Exercise details:
Pictures aside, repeat every entry exactly.
◆ ◆ ◆ ◆ ◆
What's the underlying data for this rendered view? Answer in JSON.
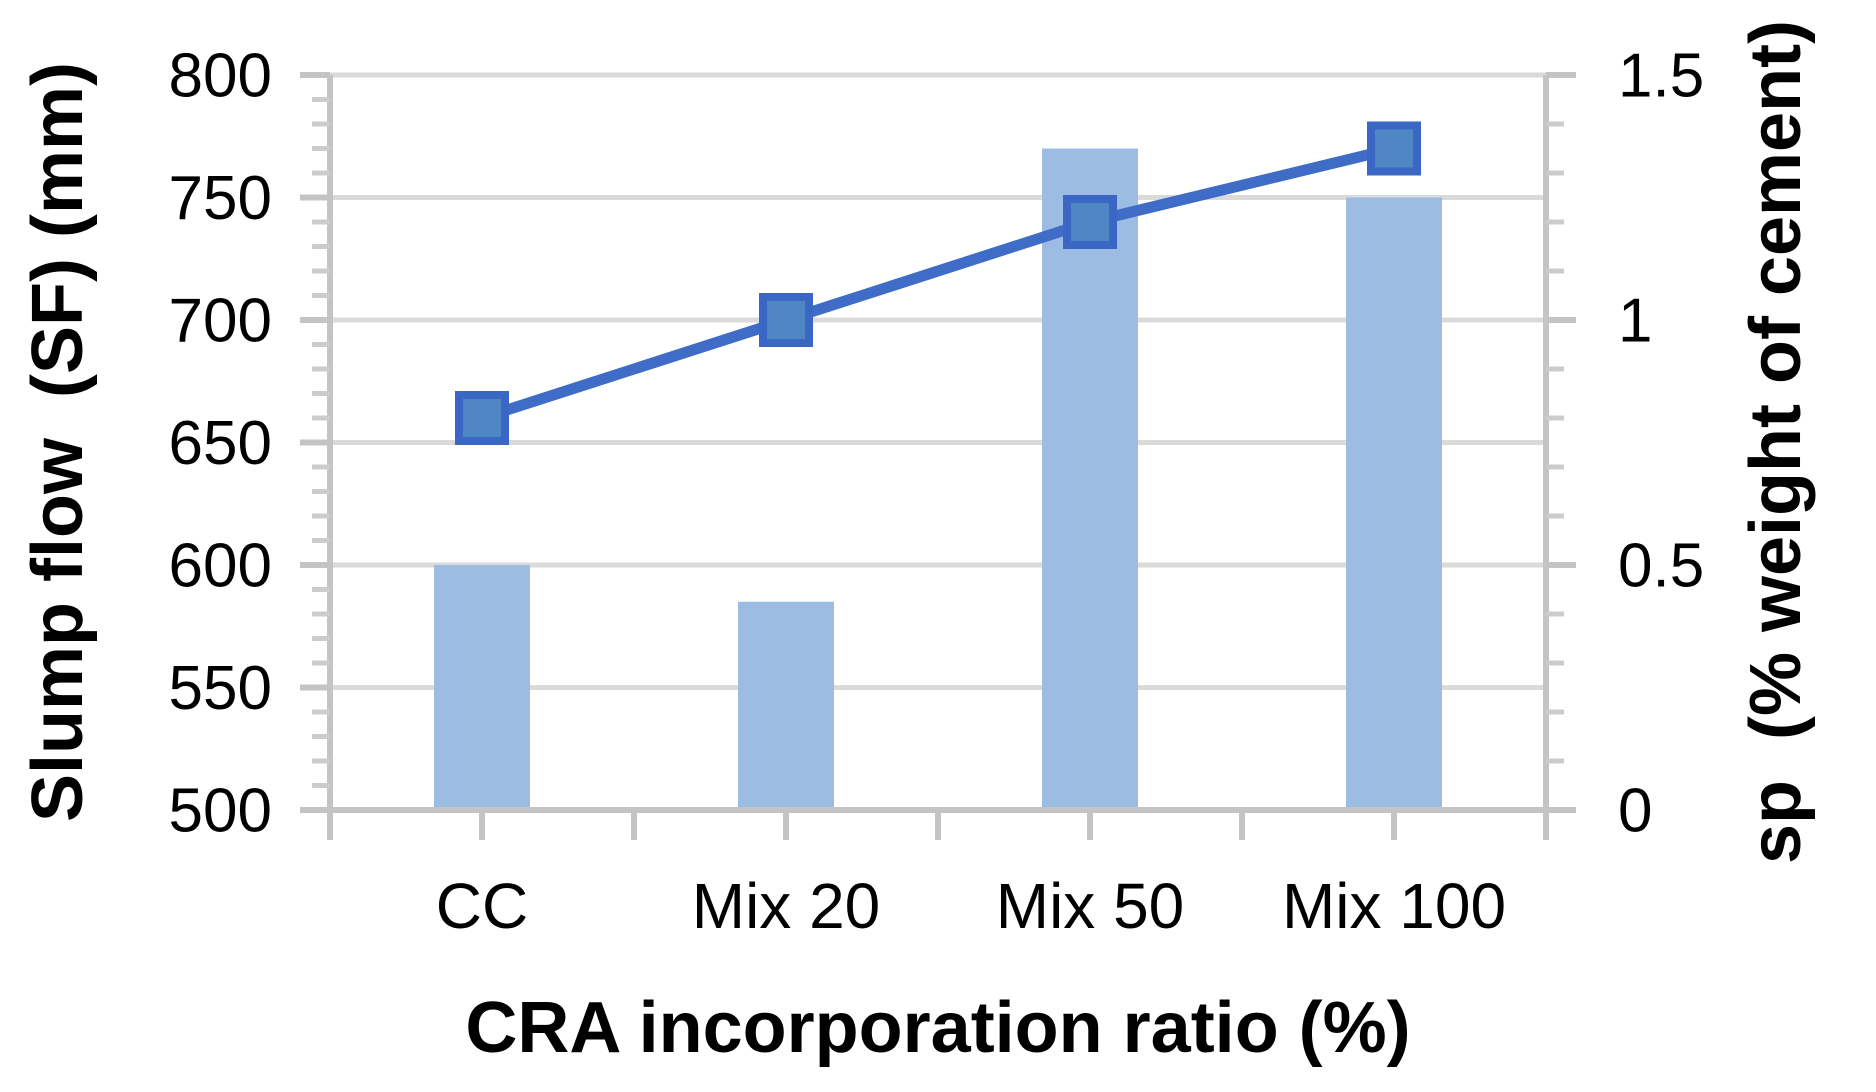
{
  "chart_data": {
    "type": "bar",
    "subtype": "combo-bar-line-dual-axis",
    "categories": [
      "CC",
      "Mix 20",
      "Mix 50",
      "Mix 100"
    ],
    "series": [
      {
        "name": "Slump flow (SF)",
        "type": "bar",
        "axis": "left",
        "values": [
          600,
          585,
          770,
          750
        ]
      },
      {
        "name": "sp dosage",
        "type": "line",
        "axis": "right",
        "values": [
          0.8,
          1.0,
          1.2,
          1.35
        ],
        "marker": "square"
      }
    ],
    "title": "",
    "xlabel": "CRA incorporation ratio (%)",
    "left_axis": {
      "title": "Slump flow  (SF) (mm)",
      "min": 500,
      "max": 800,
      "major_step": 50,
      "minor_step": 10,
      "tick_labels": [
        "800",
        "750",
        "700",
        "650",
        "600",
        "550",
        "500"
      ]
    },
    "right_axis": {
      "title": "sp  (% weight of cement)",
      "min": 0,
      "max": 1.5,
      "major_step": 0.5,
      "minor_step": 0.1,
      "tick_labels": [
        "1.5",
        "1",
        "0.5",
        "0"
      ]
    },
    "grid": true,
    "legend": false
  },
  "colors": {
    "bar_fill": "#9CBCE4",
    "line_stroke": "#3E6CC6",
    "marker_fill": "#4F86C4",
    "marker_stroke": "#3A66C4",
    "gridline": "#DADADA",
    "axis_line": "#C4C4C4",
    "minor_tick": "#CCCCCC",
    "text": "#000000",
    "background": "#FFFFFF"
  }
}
◆ ◆ ◆ ◆ ◆
The reply:
What's the underlying data for this rendered view? Answer in JSON.
{
  "chart_data": {
    "type": "bar",
    "subtype": "combo-bar-line-dual-axis",
    "categories": [
      "CC",
      "Mix 20",
      "Mix 50",
      "Mix 100"
    ],
    "series": [
      {
        "name": "Slump flow (SF)",
        "type": "bar",
        "axis": "left",
        "values": [
          600,
          585,
          770,
          750
        ]
      },
      {
        "name": "sp dosage",
        "type": "line",
        "axis": "right",
        "values": [
          0.8,
          1.0,
          1.2,
          1.35
        ],
        "marker": "square"
      }
    ],
    "title": "",
    "xlabel": "CRA incorporation ratio (%)",
    "left_axis": {
      "title": "Slump flow  (SF) (mm)",
      "min": 500,
      "max": 800,
      "major_step": 50,
      "minor_step": 10,
      "tick_labels": [
        "800",
        "750",
        "700",
        "650",
        "600",
        "550",
        "500"
      ]
    },
    "right_axis": {
      "title": "sp  (% weight of cement)",
      "min": 0,
      "max": 1.5,
      "major_step": 0.5,
      "minor_step": 0.1,
      "tick_labels": [
        "1.5",
        "1",
        "0.5",
        "0"
      ]
    },
    "grid": true,
    "legend": false
  },
  "colors": {
    "bar_fill": "#9CBCE4",
    "line_stroke": "#3E6CC6",
    "marker_fill": "#4F86C4",
    "marker_stroke": "#3A66C4",
    "gridline": "#DADADA",
    "axis_line": "#C4C4C4",
    "minor_tick": "#CCCCCC",
    "text": "#000000",
    "background": "#FFFFFF"
  }
}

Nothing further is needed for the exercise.